[Set task] Find every line containing the word "Collections" and report the count, nothing more.

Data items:
§

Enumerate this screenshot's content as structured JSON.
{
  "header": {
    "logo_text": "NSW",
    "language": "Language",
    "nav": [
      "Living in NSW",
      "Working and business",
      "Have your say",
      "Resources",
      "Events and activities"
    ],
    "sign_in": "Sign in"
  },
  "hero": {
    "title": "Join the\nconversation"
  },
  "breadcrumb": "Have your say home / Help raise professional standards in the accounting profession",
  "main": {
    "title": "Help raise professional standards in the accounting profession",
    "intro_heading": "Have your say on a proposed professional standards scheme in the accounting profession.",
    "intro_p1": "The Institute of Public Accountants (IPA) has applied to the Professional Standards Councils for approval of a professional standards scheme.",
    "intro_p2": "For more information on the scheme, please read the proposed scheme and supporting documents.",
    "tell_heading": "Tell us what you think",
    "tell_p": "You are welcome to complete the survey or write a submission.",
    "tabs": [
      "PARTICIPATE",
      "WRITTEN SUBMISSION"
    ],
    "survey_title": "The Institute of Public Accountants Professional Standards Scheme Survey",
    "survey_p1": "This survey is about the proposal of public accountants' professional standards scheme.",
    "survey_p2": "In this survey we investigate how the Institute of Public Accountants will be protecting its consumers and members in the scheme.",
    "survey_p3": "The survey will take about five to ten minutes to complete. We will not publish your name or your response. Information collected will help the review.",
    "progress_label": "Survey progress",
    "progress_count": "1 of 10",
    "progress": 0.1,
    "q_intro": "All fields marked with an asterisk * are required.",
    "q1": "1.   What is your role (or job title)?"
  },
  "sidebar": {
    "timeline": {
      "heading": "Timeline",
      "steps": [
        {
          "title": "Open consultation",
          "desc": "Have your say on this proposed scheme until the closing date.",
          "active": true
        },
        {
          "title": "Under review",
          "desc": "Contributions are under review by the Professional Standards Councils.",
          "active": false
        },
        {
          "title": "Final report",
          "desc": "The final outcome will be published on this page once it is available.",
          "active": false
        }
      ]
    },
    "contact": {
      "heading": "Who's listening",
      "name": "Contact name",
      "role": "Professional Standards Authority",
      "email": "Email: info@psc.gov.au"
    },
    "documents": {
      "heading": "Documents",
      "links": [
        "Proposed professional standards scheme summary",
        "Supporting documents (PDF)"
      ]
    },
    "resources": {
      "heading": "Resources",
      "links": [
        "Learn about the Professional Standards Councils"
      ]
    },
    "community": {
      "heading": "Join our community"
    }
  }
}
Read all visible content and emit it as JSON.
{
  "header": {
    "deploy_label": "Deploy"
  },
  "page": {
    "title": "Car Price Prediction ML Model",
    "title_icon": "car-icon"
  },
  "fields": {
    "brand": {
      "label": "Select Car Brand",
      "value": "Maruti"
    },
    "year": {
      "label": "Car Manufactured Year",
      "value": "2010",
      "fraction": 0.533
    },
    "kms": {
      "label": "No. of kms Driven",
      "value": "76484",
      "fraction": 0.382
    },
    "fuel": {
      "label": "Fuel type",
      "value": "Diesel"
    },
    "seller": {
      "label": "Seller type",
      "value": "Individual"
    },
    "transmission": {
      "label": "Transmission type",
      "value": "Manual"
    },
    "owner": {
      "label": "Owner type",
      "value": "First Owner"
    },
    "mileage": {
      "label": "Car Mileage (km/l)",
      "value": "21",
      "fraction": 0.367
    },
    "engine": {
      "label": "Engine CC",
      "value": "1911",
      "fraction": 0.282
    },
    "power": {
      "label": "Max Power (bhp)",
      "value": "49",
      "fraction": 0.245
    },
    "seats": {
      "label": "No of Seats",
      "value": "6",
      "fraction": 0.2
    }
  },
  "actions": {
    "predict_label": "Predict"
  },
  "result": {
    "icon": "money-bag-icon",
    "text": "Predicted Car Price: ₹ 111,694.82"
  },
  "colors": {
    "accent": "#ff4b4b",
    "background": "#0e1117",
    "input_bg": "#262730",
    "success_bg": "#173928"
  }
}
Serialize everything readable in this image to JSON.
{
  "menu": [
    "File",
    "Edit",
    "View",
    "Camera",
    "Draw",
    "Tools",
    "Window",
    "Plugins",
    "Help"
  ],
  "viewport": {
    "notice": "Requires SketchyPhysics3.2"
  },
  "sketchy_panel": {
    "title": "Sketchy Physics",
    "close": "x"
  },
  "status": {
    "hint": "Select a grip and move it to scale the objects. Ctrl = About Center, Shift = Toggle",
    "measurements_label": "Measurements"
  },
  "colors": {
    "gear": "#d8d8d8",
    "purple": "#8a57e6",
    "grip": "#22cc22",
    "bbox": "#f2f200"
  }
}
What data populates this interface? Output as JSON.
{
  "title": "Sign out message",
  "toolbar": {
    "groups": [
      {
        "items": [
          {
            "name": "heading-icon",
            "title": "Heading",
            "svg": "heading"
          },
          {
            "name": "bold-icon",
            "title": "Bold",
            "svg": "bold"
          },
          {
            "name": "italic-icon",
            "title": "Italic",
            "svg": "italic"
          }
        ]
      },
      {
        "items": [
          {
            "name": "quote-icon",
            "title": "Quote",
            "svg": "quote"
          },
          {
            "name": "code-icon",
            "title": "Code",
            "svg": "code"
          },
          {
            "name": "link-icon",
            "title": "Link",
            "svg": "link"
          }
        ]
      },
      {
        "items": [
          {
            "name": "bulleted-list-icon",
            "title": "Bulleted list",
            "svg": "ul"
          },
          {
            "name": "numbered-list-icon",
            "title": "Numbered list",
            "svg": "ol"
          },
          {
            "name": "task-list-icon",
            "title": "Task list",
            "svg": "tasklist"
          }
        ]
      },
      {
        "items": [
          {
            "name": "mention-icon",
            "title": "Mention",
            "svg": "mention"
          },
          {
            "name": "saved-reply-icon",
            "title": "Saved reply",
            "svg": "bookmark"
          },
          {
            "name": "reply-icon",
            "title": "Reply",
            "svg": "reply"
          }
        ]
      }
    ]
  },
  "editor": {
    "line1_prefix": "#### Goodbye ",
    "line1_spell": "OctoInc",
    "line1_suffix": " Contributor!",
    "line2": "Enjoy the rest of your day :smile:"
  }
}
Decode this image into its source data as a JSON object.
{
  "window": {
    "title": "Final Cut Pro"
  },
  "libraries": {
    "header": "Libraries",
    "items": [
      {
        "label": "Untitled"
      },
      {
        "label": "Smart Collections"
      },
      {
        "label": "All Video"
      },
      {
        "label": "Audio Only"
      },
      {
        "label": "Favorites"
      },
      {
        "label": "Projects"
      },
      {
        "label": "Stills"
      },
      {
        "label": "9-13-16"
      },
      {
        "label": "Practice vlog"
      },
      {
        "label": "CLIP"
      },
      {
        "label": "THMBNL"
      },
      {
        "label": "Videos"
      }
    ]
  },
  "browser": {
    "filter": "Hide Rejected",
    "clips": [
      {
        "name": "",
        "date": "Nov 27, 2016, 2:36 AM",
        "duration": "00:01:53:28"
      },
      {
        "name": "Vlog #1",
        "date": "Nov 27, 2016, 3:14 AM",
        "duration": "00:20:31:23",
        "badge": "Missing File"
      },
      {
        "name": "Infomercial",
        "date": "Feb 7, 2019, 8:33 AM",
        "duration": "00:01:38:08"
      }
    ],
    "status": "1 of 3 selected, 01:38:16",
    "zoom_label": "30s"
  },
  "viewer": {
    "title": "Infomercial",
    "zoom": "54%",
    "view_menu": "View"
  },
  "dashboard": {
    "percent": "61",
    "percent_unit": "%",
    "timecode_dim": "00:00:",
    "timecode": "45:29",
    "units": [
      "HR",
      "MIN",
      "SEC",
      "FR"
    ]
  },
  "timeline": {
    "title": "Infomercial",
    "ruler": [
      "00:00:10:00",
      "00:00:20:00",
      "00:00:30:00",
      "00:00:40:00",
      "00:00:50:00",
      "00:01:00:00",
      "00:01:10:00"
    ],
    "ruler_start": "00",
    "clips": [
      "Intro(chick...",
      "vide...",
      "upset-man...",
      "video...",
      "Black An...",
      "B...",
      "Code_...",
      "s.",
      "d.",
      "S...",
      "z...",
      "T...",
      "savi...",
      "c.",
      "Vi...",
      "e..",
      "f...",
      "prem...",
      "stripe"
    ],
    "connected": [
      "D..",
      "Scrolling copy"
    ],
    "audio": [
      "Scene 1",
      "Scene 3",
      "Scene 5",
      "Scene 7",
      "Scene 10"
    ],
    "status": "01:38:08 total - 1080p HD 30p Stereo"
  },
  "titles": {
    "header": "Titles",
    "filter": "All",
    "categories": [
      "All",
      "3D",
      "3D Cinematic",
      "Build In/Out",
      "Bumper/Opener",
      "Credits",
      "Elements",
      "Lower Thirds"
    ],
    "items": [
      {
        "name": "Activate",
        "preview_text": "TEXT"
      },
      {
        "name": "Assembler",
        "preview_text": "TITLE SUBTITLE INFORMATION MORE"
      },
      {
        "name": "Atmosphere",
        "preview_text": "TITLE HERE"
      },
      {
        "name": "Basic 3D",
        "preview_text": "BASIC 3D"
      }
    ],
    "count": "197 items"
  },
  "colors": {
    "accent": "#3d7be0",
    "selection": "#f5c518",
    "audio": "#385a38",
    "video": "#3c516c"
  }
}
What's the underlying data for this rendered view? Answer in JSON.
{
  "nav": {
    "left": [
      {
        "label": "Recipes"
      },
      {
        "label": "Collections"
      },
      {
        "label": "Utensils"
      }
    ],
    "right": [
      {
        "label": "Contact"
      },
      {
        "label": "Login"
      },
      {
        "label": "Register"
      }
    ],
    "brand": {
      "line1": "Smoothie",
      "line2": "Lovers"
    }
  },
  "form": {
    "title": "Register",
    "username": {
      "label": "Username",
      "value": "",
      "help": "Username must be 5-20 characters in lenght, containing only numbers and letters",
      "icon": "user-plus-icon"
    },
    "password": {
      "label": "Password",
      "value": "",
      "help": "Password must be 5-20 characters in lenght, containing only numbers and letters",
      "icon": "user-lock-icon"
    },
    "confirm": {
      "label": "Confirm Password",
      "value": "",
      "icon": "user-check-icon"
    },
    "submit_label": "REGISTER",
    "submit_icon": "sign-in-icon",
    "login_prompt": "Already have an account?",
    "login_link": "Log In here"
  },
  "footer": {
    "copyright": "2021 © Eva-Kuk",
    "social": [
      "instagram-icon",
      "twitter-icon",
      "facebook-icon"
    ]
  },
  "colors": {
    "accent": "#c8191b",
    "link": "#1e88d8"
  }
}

§

[Exercise result] 2